## What the task requires
Leave out the images; return the rest of the data exactly.

[Stored records]
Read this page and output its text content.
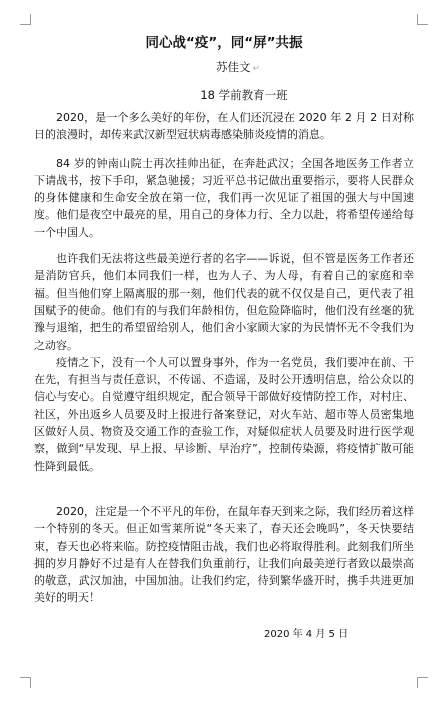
同心战“疫”，同“屏”共振
苏佳文 ↵
18 学前教育一班

2020，是一个多么美好的年份，在人们还沉浸在 2020 年 2 月 2 日对称日的浪漫时，却传来武汉新型冠状病毒感染肺炎疫情的消息。

84 岁的钟南山院士再次挂帅出征，在奔赴武汉；全国各地医务工作者立下请战书，按下手印，紧急驰援；习近平总书记做出重要指示，要将人民群众的身体健康和生命安全放在第一位，我们再一次见证了祖国的强大与中国速度。他们是夜空中最亮的星，用自己的身体力行、全力以赴，将希望传递给每一个中国人。

也许我们无法将这些最美逆行者的名字——诉说，但不管是医务工作者还是消防官兵，他们本同我们一样，也为人子、为人母，有着自己的家庭和幸福。但当他们穿上隔离服的那一刻，他们代表的就不仅仅是自己，更代表了祖国赋予的使命。他们有的与我们年龄相仿，但危险降临时，他们没有丝毫的犹豫与退缩，把生的希望留给别人，他们舍小家顾大家的为民情怀无不令我们为之动容。

疫情之下，没有一个人可以置身事外，作为一名党员，我们要冲在前、干在先，有担当与责任意识，不传谣、不造谣，及时公开透明信息，给公众以的信心与安心。自觉遵守组织规定，配合领导干部做好疫情防控工作，对村庄、社区，外出返乡人员要及时上报进行备案登记，对火车站、超市等人员密集地区做好人员、物资及交通工作的查验工作，对疑似症状人员要及时进行医学观察，做到“早发现、早上报、早诊断、早治疗”，控制传染源，将疫情扩散可能性降到最低。

2020，注定是一个不平凡的年份，在鼠年春天到来之际，我们经历着这样一个特别的冬天。但正如雪莱所说“冬天来了，春天还会晚吗”，冬天快要结束，春天也必将来临。防控疫情阻击战，我们也必将取得胜利。此刻我们所坐拥的岁月静好不过是有人在替我们负重前行，让我们向最美逆行者致以最崇高的敬意，武汉加油，中国加油。让我们约定，待到繁华盛开时，携手共进更加美好的明天！

2020 年 4 月 5 日
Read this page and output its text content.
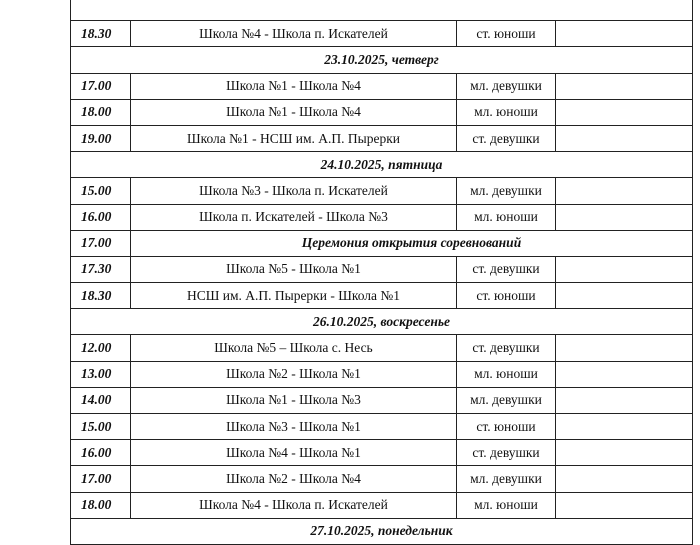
18.30	Школа №4 - Школа п. Искателей	ст. юноши	
23.10.2025, четверг			
17.00	Школа №1 - Школа №4	мл. девушки	
18.00	Школа №1 - Школа №4	мл. юноши	
19.00	Школа №1 - НСШ им. А.П. Пырерки	ст. девушки	
24.10.2025, пятница			
15.00	Школа №3 - Школа п. Искателей	мл. девушки	
16.00	Школа п. Искателей - Школа №3	мл. юноши	
17.00	Церемония открытия соревнований		
17.30	Школа №5 - Школа №1	ст. девушки	
18.30	НСШ им. А.П. Пырерки - Школа №1	ст. юноши	
26.10.2025, воскресенье			
12.00	Школа №5 – Школа с. Несь	ст. девушки	
13.00	Школа №2 - Школа №1	мл. юноши	
14.00	Школа №1 - Школа №3	мл. девушки	
15.00	Школа №3 - Школа №1	ст. юноши	
16.00	Школа №4 - Школа №1	ст. девушки	
17.00	Школа №2 - Школа №4	мл. девушки	
18.00	Школа №4 - Школа п. Искателей	мл. юноши	
27.10.2025, понедельник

## Task response
Read this page and output its text content.
同心战“疫”，同“屏”共振
苏佳文 ↵
18 学前教育一班

2020，是一个多么美好的年份，在人们还沉浸在 2020 年 2 月 2 日对称日的浪漫时，却传来武汉新型冠状病毒感染肺炎疫情的消息。

84 岁的钟南山院士再次挂帅出征，在奔赴武汉；全国各地医务工作者立下请战书，按下手印，紧急驰援；习近平总书记做出重要指示，要将人民群众的身体健康和生命安全放在第一位，我们再一次见证了祖国的强大与中国速度。他们是夜空中最亮的星，用自己的身体力行、全力以赴，将希望传递给每一个中国人。

也许我们无法将这些最美逆行者的名字——诉说，但不管是医务工作者还是消防官兵，他们本同我们一样，也为人子、为人母，有着自己的家庭和幸福。但当他们穿上隔离服的那一刻，他们代表的就不仅仅是自己，更代表了祖国赋予的使命。他们有的与我们年龄相仿，但危险降临时，他们没有丝毫的犹豫与退缩，把生的希望留给别人，他们舍小家顾大家的为民情怀无不令我们为之动容。

疫情之下，没有一个人可以置身事外，作为一名党员，我们要冲在前、干在先，有担当与责任意识，不传谣、不造谣，及时公开透明信息，给公众以的信心与安心。自觉遵守组织规定，配合领导干部做好疫情防控工作，对村庄、社区，外出返乡人员要及时上报进行备案登记，对火车站、超市等人员密集地区做好人员、物资及交通工作的查验工作，对疑似症状人员要及时进行医学观察，做到“早发现、早上报、早诊断、早治疗”，控制传染源，将疫情扩散可能性降到最低。

2020，注定是一个不平凡的年份，在鼠年春天到来之际，我们经历着这样一个特别的冬天。但正如雪莱所说“冬天来了，春天还会晚吗”，冬天快要结束，春天也必将来临。防控疫情阻击战，我们也必将取得胜利。此刻我们所坐拥的岁月静好不过是有人在替我们负重前行，让我们向最美逆行者致以最崇高的敬意，武汉加油，中国加油。让我们约定，待到繁华盛开时，携手共进更加美好的明天！

2020 年 4 月 5 日
Read this page and output its text content.
18.30	Школа №4 - Школа п. Искателей	ст. юноши	
23.10.2025, четверг			
17.00	Школа №1 - Школа №4	мл. девушки	
18.00	Школа №1 - Школа №4	мл. юноши	
19.00	Школа №1 - НСШ им. А.П. Пырерки	ст. девушки	
24.10.2025, пятница			
15.00	Школа №3 - Школа п. Искателей	мл. девушки	
16.00	Школа п. Искателей - Школа №3	мл. юноши	
17.00	Церемония открытия соревнований		
17.30	Школа №5 - Школа №1	ст. девушки	
18.30	НСШ им. А.П. Пырерки - Школа №1	ст. юноши	
26.10.2025, воскресенье			
12.00	Школа №5 – Школа с. Несь	ст. девушки	
13.00	Школа №2 - Школа №1	мл. юноши	
14.00	Школа №1 - Школа №3	мл. девушки	
15.00	Школа №3 - Школа №1	ст. юноши	
16.00	Школа №4 - Школа №1	ст. девушки	
17.00	Школа №2 - Школа №4	мл. девушки	
18.00	Школа №4 - Школа п. Искателей	мл. юноши	
27.10.2025, понедельник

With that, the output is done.